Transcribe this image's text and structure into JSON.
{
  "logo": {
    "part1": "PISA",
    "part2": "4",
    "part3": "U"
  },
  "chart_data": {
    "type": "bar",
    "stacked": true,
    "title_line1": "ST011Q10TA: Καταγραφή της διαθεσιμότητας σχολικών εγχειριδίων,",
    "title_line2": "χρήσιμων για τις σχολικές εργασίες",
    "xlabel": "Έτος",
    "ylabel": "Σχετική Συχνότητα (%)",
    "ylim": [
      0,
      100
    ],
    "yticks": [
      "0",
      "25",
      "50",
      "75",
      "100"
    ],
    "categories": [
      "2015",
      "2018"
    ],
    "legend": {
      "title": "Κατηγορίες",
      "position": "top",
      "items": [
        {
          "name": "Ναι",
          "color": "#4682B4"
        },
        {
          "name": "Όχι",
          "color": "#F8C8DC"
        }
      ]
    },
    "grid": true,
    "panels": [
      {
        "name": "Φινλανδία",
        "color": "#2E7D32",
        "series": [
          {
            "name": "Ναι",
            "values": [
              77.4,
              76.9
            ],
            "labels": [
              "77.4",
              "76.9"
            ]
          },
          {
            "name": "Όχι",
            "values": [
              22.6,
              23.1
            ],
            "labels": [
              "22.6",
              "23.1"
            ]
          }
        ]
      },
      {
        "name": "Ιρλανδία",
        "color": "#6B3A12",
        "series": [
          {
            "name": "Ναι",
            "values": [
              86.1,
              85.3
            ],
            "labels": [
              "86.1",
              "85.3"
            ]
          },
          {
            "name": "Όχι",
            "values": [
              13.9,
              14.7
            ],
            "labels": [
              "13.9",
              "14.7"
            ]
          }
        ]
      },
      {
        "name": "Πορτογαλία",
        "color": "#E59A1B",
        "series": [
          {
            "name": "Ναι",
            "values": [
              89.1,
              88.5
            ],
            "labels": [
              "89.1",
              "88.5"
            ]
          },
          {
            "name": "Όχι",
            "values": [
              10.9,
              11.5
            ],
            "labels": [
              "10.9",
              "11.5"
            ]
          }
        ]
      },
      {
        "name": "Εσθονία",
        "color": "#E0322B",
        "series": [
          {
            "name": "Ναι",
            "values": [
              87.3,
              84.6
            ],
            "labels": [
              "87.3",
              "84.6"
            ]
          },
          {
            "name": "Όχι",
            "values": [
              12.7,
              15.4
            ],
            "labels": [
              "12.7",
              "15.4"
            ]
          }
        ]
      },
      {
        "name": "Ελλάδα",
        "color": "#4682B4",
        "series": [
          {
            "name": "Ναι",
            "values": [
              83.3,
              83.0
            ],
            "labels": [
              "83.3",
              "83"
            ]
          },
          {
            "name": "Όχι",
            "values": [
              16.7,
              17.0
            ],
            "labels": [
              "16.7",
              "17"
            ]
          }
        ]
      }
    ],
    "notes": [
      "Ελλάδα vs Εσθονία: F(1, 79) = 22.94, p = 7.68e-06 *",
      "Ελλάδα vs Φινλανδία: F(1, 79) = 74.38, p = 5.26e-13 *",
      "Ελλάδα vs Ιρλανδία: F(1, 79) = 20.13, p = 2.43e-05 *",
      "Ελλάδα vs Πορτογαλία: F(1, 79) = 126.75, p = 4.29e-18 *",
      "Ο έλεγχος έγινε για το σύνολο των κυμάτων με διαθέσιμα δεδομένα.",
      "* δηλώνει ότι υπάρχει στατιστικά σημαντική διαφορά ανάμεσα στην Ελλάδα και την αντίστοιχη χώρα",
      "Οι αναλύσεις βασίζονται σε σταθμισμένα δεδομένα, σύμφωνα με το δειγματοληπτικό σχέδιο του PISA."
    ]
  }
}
· · ·
(Description of the task) Please quote every record above exactly as it appears.

(Output of the task)
Transcribe this image's text and structure into JSON.
{
  "logo": {
    "part1": "PISA",
    "part2": "4",
    "part3": "U"
  },
  "chart_data": {
    "type": "bar",
    "stacked": true,
    "title_line1": "ST011Q10TA: Καταγραφή της διαθεσιμότητας σχολικών εγχειριδίων,",
    "title_line2": "χρήσιμων για τις σχολικές εργασίες",
    "xlabel": "Έτος",
    "ylabel": "Σχετική Συχνότητα (%)",
    "ylim": [
      0,
      100
    ],
    "yticks": [
      "0",
      "25",
      "50",
      "75",
      "100"
    ],
    "categories": [
      "2015",
      "2018"
    ],
    "legend": {
      "title": "Κατηγορίες",
      "position": "top",
      "items": [
        {
          "name": "Ναι",
          "color": "#4682B4"
        },
        {
          "name": "Όχι",
          "color": "#F8C8DC"
        }
      ]
    },
    "grid": true,
    "panels": [
      {
        "name": "Φινλανδία",
        "color": "#2E7D32",
        "series": [
          {
            "name": "Ναι",
            "values": [
              77.4,
              76.9
            ],
            "labels": [
              "77.4",
              "76.9"
            ]
          },
          {
            "name": "Όχι",
            "values": [
              22.6,
              23.1
            ],
            "labels": [
              "22.6",
              "23.1"
            ]
          }
        ]
      },
      {
        "name": "Ιρλανδία",
        "color": "#6B3A12",
        "series": [
          {
            "name": "Ναι",
            "values": [
              86.1,
              85.3
            ],
            "labels": [
              "86.1",
              "85.3"
            ]
          },
          {
            "name": "Όχι",
            "values": [
              13.9,
              14.7
            ],
            "labels": [
              "13.9",
              "14.7"
            ]
          }
        ]
      },
      {
        "name": "Πορτογαλία",
        "color": "#E59A1B",
        "series": [
          {
            "name": "Ναι",
            "values": [
              89.1,
              88.5
            ],
            "labels": [
              "89.1",
              "88.5"
            ]
          },
          {
            "name": "Όχι",
            "values": [
              10.9,
              11.5
            ],
            "labels": [
              "10.9",
              "11.5"
            ]
          }
        ]
      },
      {
        "name": "Εσθονία",
        "color": "#E0322B",
        "series": [
          {
            "name": "Ναι",
            "values": [
              87.3,
              84.6
            ],
            "labels": [
              "87.3",
              "84.6"
            ]
          },
          {
            "name": "Όχι",
            "values": [
              12.7,
              15.4
            ],
            "labels": [
              "12.7",
              "15.4"
            ]
          }
        ]
      },
      {
        "name": "Ελλάδα",
        "color": "#4682B4",
        "series": [
          {
            "name": "Ναι",
            "values": [
              83.3,
              83.0
            ],
            "labels": [
              "83.3",
              "83"
            ]
          },
          {
            "name": "Όχι",
            "values": [
              16.7,
              17.0
            ],
            "labels": [
              "16.7",
              "17"
            ]
          }
        ]
      }
    ],
    "notes": [
      "Ελλάδα vs Εσθονία: F(1, 79) = 22.94, p = 7.68e-06 *",
      "Ελλάδα vs Φινλανδία: F(1, 79) = 74.38, p = 5.26e-13 *",
      "Ελλάδα vs Ιρλανδία: F(1, 79) = 20.13, p = 2.43e-05 *",
      "Ελλάδα vs Πορτογαλία: F(1, 79) = 126.75, p = 4.29e-18 *",
      "Ο έλεγχος έγινε για το σύνολο των κυμάτων με διαθέσιμα δεδομένα.",
      "* δηλώνει ότι υπάρχει στατιστικά σημαντική διαφορά ανάμεσα στην Ελλάδα και την αντίστοιχη χώρα",
      "Οι αναλύσεις βασίζονται σε σταθμισμένα δεδομένα, σύμφωνα με το δειγματοληπτικό σχέδιο του PISA."
    ]
  }
}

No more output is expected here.